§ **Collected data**
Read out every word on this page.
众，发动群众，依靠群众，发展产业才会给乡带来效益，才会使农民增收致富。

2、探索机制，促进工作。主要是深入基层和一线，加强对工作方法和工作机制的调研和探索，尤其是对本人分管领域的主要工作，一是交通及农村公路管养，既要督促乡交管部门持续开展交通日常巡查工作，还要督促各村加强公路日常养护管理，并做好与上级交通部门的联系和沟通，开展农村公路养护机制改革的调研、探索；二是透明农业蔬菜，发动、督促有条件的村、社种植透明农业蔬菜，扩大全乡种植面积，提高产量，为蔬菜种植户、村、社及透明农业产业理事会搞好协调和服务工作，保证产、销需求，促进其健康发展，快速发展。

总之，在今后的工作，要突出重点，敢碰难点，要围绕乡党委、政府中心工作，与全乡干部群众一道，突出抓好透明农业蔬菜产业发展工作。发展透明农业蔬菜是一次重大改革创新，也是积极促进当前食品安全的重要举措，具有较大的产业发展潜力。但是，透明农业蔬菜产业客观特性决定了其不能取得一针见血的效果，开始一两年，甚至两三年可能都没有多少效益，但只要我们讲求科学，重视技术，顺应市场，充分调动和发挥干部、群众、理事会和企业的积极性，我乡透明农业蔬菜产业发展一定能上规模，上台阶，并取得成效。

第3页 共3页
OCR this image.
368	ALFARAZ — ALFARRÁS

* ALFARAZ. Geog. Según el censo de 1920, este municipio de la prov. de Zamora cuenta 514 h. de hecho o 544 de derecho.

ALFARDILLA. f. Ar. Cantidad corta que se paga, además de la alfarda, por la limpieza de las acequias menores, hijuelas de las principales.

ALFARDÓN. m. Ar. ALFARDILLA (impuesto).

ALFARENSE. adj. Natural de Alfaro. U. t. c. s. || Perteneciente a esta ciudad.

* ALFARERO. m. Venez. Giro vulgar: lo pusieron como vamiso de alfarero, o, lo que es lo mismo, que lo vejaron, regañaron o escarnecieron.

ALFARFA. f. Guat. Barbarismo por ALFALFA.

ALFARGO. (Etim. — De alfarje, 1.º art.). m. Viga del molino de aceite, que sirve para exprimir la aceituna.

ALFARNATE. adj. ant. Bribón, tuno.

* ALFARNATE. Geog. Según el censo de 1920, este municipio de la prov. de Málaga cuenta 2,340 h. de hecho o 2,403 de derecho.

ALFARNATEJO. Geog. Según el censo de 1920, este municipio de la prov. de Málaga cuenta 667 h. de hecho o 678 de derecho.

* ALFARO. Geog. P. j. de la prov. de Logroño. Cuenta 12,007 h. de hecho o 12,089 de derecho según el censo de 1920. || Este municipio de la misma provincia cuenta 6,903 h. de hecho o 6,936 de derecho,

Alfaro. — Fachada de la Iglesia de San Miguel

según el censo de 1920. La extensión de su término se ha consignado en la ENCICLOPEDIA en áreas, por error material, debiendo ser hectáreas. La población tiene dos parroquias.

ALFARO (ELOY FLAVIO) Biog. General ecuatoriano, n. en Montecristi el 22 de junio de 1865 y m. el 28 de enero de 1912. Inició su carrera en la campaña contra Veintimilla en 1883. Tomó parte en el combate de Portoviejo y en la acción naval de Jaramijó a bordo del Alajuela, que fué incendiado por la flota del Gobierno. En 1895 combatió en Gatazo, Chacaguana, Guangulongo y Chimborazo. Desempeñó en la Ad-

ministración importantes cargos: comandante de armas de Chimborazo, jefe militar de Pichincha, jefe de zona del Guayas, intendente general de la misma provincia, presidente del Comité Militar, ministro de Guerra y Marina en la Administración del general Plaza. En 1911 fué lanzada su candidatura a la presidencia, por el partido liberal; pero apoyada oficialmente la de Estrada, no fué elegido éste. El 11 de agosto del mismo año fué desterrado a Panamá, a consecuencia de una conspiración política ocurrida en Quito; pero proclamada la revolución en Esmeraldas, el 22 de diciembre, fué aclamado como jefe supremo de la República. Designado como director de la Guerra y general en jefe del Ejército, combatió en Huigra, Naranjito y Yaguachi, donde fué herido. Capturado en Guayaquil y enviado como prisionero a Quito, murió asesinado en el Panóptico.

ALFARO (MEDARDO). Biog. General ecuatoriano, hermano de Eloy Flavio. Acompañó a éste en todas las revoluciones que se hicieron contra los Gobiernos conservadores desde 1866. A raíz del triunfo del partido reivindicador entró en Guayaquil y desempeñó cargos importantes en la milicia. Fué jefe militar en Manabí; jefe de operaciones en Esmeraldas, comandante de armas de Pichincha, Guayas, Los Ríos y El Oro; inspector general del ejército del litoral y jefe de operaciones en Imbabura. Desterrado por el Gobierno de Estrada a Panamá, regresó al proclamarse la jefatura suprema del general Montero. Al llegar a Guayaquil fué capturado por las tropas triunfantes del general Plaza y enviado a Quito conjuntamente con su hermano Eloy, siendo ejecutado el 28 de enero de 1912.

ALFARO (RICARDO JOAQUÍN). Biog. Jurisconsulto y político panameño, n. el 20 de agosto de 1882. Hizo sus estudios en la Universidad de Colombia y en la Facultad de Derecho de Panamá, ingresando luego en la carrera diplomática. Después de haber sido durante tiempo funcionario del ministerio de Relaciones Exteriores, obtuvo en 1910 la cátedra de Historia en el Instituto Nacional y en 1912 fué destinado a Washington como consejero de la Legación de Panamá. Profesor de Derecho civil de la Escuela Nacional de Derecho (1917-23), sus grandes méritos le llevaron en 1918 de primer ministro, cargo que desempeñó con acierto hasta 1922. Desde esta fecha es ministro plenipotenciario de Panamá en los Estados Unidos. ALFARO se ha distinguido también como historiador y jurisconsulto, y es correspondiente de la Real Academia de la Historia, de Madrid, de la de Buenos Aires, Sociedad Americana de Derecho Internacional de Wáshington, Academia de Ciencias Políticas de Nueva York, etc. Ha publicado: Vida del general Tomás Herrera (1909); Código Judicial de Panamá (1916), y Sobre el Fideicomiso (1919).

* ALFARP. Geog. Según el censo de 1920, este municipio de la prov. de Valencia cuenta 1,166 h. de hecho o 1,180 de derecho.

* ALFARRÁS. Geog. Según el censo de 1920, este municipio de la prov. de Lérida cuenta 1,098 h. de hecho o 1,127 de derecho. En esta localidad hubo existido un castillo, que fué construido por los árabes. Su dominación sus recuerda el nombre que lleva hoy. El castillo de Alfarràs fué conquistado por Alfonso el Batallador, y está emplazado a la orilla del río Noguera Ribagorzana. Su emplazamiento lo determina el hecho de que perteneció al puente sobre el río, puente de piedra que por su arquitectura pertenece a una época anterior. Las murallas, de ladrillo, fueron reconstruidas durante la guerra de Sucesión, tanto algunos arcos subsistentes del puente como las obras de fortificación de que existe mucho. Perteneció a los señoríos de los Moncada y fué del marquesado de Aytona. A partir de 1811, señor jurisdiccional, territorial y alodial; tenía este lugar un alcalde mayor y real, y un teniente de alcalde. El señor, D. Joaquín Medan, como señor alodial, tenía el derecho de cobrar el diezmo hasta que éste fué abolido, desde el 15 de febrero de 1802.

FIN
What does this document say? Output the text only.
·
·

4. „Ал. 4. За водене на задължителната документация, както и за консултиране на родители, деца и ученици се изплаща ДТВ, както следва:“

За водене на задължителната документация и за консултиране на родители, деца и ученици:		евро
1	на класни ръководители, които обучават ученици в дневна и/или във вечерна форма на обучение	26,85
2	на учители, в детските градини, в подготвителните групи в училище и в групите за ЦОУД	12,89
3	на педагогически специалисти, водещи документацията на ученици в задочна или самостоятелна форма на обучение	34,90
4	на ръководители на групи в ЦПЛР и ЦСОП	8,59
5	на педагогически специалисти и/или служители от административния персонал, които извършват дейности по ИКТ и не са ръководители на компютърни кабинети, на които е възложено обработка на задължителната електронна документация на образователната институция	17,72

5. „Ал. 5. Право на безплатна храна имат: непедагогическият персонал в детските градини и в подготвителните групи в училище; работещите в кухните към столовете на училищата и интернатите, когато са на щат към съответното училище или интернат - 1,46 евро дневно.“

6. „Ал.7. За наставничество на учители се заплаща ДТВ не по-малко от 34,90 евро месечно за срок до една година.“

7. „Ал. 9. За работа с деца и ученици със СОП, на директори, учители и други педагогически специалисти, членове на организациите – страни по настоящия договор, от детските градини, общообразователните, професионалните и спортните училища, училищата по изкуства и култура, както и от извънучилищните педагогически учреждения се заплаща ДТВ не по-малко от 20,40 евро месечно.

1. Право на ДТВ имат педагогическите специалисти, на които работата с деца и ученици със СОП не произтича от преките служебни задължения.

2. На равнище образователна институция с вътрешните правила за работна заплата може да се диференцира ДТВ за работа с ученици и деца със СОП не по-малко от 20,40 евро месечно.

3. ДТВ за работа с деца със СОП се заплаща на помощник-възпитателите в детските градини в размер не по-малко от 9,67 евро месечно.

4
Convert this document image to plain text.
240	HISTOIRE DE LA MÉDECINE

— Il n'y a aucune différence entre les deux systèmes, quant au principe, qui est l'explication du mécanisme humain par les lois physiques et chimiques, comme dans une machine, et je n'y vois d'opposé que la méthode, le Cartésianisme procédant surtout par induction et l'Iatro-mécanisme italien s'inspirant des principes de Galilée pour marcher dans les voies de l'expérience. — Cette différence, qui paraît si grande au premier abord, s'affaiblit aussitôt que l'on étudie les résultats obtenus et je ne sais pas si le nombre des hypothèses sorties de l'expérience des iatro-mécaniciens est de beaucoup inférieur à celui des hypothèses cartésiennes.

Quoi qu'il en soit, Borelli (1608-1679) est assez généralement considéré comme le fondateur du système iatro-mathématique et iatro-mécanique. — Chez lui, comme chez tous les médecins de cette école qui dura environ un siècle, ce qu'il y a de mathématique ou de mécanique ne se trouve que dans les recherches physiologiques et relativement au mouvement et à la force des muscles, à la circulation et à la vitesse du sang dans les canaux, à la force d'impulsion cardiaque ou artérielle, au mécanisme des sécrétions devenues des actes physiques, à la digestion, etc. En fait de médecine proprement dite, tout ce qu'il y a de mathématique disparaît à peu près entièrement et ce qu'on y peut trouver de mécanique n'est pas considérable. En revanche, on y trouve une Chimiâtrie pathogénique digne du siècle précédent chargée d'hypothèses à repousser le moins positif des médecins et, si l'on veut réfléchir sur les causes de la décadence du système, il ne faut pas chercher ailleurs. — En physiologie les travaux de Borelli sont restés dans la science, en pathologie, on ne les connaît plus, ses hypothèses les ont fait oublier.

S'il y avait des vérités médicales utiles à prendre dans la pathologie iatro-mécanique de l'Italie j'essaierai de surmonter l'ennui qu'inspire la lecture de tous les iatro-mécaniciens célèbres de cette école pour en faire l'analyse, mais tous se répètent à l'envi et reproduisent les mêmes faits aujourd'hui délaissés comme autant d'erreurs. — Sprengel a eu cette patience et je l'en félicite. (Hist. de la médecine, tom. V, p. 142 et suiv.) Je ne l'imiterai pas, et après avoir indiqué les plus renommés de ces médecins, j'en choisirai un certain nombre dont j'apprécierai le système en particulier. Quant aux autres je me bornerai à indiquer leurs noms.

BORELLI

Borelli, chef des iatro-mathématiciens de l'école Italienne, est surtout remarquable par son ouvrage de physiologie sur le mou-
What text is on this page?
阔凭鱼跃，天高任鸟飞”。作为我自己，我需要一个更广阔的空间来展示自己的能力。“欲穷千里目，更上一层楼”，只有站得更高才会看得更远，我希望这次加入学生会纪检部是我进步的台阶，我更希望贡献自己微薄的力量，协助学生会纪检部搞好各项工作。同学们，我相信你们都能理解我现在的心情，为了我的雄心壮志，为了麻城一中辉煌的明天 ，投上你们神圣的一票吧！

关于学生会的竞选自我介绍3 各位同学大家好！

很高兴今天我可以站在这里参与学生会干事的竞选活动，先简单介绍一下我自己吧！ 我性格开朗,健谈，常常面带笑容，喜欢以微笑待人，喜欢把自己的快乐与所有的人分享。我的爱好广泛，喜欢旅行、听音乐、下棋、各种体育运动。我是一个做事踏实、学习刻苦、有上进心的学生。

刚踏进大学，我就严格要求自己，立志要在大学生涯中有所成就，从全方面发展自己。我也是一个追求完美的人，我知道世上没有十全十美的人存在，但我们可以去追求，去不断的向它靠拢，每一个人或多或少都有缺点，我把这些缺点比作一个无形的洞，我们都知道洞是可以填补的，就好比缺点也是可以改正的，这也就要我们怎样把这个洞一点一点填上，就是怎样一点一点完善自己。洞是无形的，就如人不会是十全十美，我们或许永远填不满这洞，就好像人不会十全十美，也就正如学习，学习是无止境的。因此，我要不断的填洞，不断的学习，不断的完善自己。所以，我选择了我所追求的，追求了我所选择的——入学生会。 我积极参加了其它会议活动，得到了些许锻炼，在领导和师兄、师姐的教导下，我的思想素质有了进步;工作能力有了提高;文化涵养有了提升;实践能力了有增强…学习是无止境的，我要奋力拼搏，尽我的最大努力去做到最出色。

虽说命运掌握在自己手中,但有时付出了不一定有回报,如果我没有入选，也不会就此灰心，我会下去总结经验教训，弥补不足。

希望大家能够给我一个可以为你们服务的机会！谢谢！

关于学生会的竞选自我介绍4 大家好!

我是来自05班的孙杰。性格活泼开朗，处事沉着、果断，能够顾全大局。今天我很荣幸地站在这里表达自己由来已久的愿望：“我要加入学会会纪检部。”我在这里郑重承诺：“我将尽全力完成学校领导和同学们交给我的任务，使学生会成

§ **TASK TO COMPLETE**
Select the lines from the entries that include the word "What".

§ **RESULT**
What does this document say? Output the text only.
What text is on this page?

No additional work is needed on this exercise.